Dataset excerpts:
###

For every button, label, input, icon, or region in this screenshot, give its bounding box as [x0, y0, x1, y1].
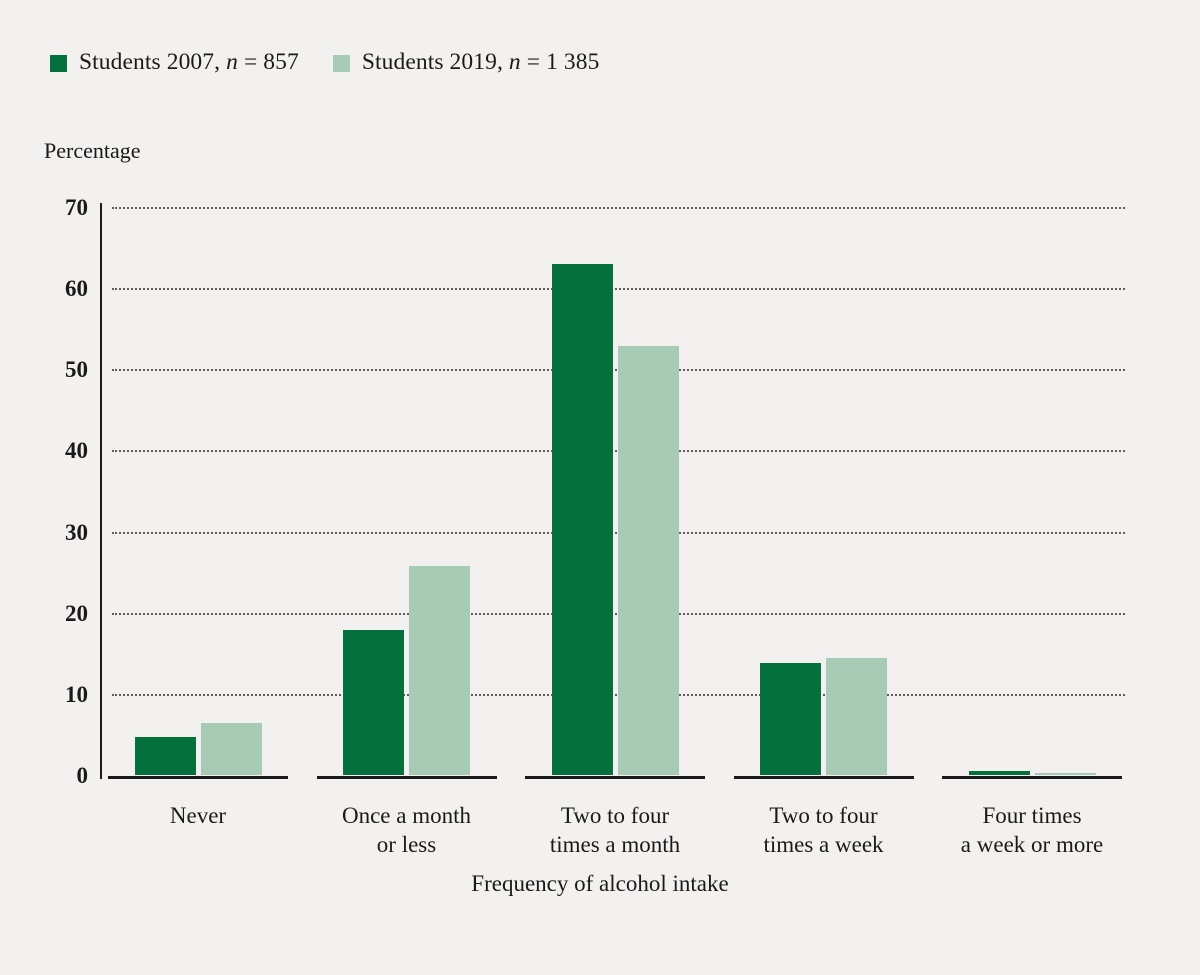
legend-label-text-2007: Students 2007,: [79, 49, 221, 76]
bar-2007-3[interactable]: [760, 663, 821, 775]
x-axis-category-label-line: Two to four: [560, 803, 670, 828]
bar-2019-4[interactable]: [1034, 773, 1096, 775]
legend-swatch-students-2007: [50, 54, 67, 72]
bar-2007-1[interactable]: [343, 629, 404, 775]
bar-pair-2: [525, 207, 705, 775]
y-axis-tick-0: 0: [76, 763, 89, 788]
x-axis-category-label-line: or less: [376, 832, 437, 858]
baseline-segment-2: [525, 776, 705, 779]
y-axis-tick-10: 10: [65, 681, 88, 707]
baseline-segment-0: [108, 776, 288, 779]
x-axis-category-label-line: Once a month: [341, 803, 472, 828]
legend-swatch-students-2019: [332, 54, 350, 72]
legend-label-value-2019: = 1 385: [526, 49, 600, 76]
x-axis-category-label-0: Never: [170, 801, 226, 830]
bar-group-1: Once a month or less: [316, 207, 497, 857]
y-axis-tick-30: 30: [65, 519, 88, 545]
baseline-segment-4: [942, 776, 1122, 779]
x-axis-category-label-3: Two to four times a week: [763, 801, 883, 860]
bar-2019-3[interactable]: [826, 658, 887, 775]
y-axis-tick-70: 70: [65, 195, 88, 220]
legend-label-students-2019: Students 2019, n = 1 385: [362, 51, 600, 75]
bar-2019-1[interactable]: [409, 566, 470, 775]
y-axis-line: [100, 203, 102, 779]
bar-group-0: Never: [108, 207, 288, 828]
x-axis-category-label-line: a week or more: [960, 832, 1104, 858]
bar-2007-0[interactable]: [134, 736, 196, 775]
x-axis-category-label-line: times a month: [549, 832, 681, 858]
y-axis-tick-60: 60: [65, 276, 88, 302]
y-axis-title: Percentage: [44, 138, 141, 163]
bar-group-3: Two to four times a week: [733, 207, 914, 857]
bar-group-4: Four times a week or more: [942, 207, 1122, 857]
legend-label-students-2007: Students 2007, n = 857: [79, 51, 299, 75]
x-axis-title: Frequency of alcohol intake: [471, 871, 729, 896]
bar-pair-3: [734, 207, 914, 775]
bar-pair-4: [942, 207, 1122, 775]
x-axis-category-label-4: Four times a week or more: [961, 801, 1103, 860]
baseline-segment-3: [733, 776, 914, 779]
x-axis-category-label-line: Two to four: [769, 803, 878, 828]
gridline-70: [112, 207, 1125, 209]
bar-2007-4[interactable]: [968, 770, 1030, 775]
legend-label-n-2007: n: [226, 49, 238, 76]
bar-2019-2[interactable]: [617, 345, 679, 775]
bar-group-2: Two to four times a month: [525, 207, 705, 857]
x-axis-category-label-line: Four times: [982, 803, 1082, 828]
y-axis-tick-20: 20: [65, 600, 88, 626]
x-axis-category-label-line: Never: [169, 803, 227, 828]
bar-pair-1: [317, 207, 497, 775]
x-axis-category-label-2: Two to four times a month: [550, 801, 680, 860]
x-axis-category-label-line: times a week: [763, 832, 884, 858]
baseline-segment-1: [316, 776, 497, 779]
legend-entry-students-2019: Students 2019, n = 1 385: [332, 51, 600, 75]
y-axis-tick-50: 50: [65, 357, 88, 383]
legend-label-n-2019: n: [508, 49, 521, 76]
legend-label-value-2007: = 857: [243, 49, 299, 76]
gridline-60: [112, 288, 1125, 291]
x-axis-category-label-1: Once a month or less: [342, 801, 471, 860]
chart-legend: Students 2007, n = 857 Students 2019, n …: [50, 50, 599, 76]
legend-label-text-2019: Students 2019,: [361, 49, 503, 76]
y-axis-tick-40: 40: [65, 438, 88, 464]
plot-area: Never Once a month or less Two to four times…: [100, 207, 1125, 857]
legend-entry-students-2007: Students 2007, n = 857: [50, 51, 299, 75]
bar-2007-2[interactable]: [551, 263, 613, 775]
bar-2019-0[interactable]: [200, 723, 262, 775]
bar-pair-0: [108, 207, 288, 775]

###

Exercise aim: Reproduce every line above word for word, leaving out the picture.

Reply to the task:
For every button, label, input, icon, or region in this screenshot, give its bounding box as [x0, y0, x1, y1].
legend-label-text-2007: Students 2007,: [79, 49, 221, 76]
bar-2007-3[interactable]: [760, 663, 821, 775]
x-axis-category-label-line: Two to four: [560, 803, 670, 828]
bar-2019-4[interactable]: [1034, 773, 1096, 775]
legend-swatch-students-2007: [50, 54, 67, 72]
bar-2007-1[interactable]: [343, 629, 404, 775]
bar-pair-2: [525, 207, 705, 775]
y-axis-tick-0: 0: [76, 763, 89, 788]
x-axis-category-label-line: or less: [376, 832, 437, 858]
baseline-segment-2: [525, 776, 705, 779]
y-axis-tick-10: 10: [65, 681, 88, 707]
baseline-segment-0: [108, 776, 288, 779]
x-axis-category-label-line: Once a month: [341, 803, 472, 828]
legend-swatch-students-2019: [332, 54, 350, 72]
legend-label-value-2019: = 1 385: [526, 49, 600, 76]
x-axis-category-label-0: Never: [170, 801, 226, 830]
bar-group-1: Once a month or less: [316, 207, 497, 857]
y-axis-tick-30: 30: [65, 519, 88, 545]
baseline-segment-4: [942, 776, 1122, 779]
x-axis-category-label-3: Two to four times a week: [763, 801, 883, 860]
bar-2019-3[interactable]: [826, 658, 887, 775]
y-axis-tick-70: 70: [65, 195, 88, 220]
legend-label-students-2019: Students 2019, n = 1 385: [362, 51, 600, 75]
bar-2019-1[interactable]: [409, 566, 470, 775]
y-axis-line: [100, 203, 102, 779]
bar-group-0: Never: [108, 207, 288, 828]
x-axis-category-label-line: a week or more: [960, 832, 1104, 858]
bar-2007-0[interactable]: [134, 736, 196, 775]
x-axis-category-label-line: times a month: [549, 832, 681, 858]
y-axis-tick-60: 60: [65, 276, 88, 302]
y-axis-title: Percentage: [44, 138, 141, 163]
bar-group-3: Two to four times a week: [733, 207, 914, 857]
bar-group-4: Four times a week or more: [942, 207, 1122, 857]
legend-label-students-2007: Students 2007, n = 857: [79, 51, 299, 75]
x-axis-title: Frequency of alcohol intake: [471, 871, 729, 896]
bar-pair-3: [734, 207, 914, 775]
bar-pair-4: [942, 207, 1122, 775]
x-axis-category-label-4: Four times a week or more: [961, 801, 1103, 860]
baseline-segment-3: [733, 776, 914, 779]
x-axis-category-label-line: Two to four: [769, 803, 878, 828]
gridline-70: [112, 207, 1125, 209]
bar-2007-4[interactable]: [968, 770, 1030, 775]
legend-label-n-2007: n: [226, 49, 238, 76]
bar-2019-2[interactable]: [617, 345, 679, 775]
bar-group-2: Two to four times a month: [525, 207, 705, 857]
x-axis-category-label-line: Four times: [982, 803, 1082, 828]
y-axis-tick-20: 20: [65, 600, 88, 626]
x-axis-category-label-line: Never: [169, 803, 227, 828]
bar-pair-1: [317, 207, 497, 775]
x-axis-category-label-2: Two to four times a month: [550, 801, 680, 860]
x-axis-category-label-line: times a week: [763, 832, 884, 858]
baseline-segment-1: [316, 776, 497, 779]
legend-entry-students-2019: Students 2019, n = 1 385: [332, 51, 600, 75]
y-axis-tick-50: 50: [65, 357, 88, 383]
legend-label-n-2019: n: [508, 49, 521, 76]
legend-label-value-2007: = 857: [243, 49, 299, 76]
gridline-60: [112, 288, 1125, 291]
x-axis-category-label-1: Once a month or less: [342, 801, 471, 860]
chart-legend: Students 2007, n = 857 Students 2019, n …: [50, 50, 599, 76]
legend-label-text-2019: Students 2019,: [361, 49, 503, 76]
y-axis-tick-40: 40: [65, 438, 88, 464]
plot-area: Never Once a month or less Two to four times…: [100, 207, 1125, 857]
legend-entry-students-2007: Students 2007, n = 857: [50, 51, 299, 75]
bar-2007-2[interactable]: [551, 263, 613, 775]
bar-2019-0[interactable]: [200, 723, 262, 775]
bar-pair-0: [108, 207, 288, 775]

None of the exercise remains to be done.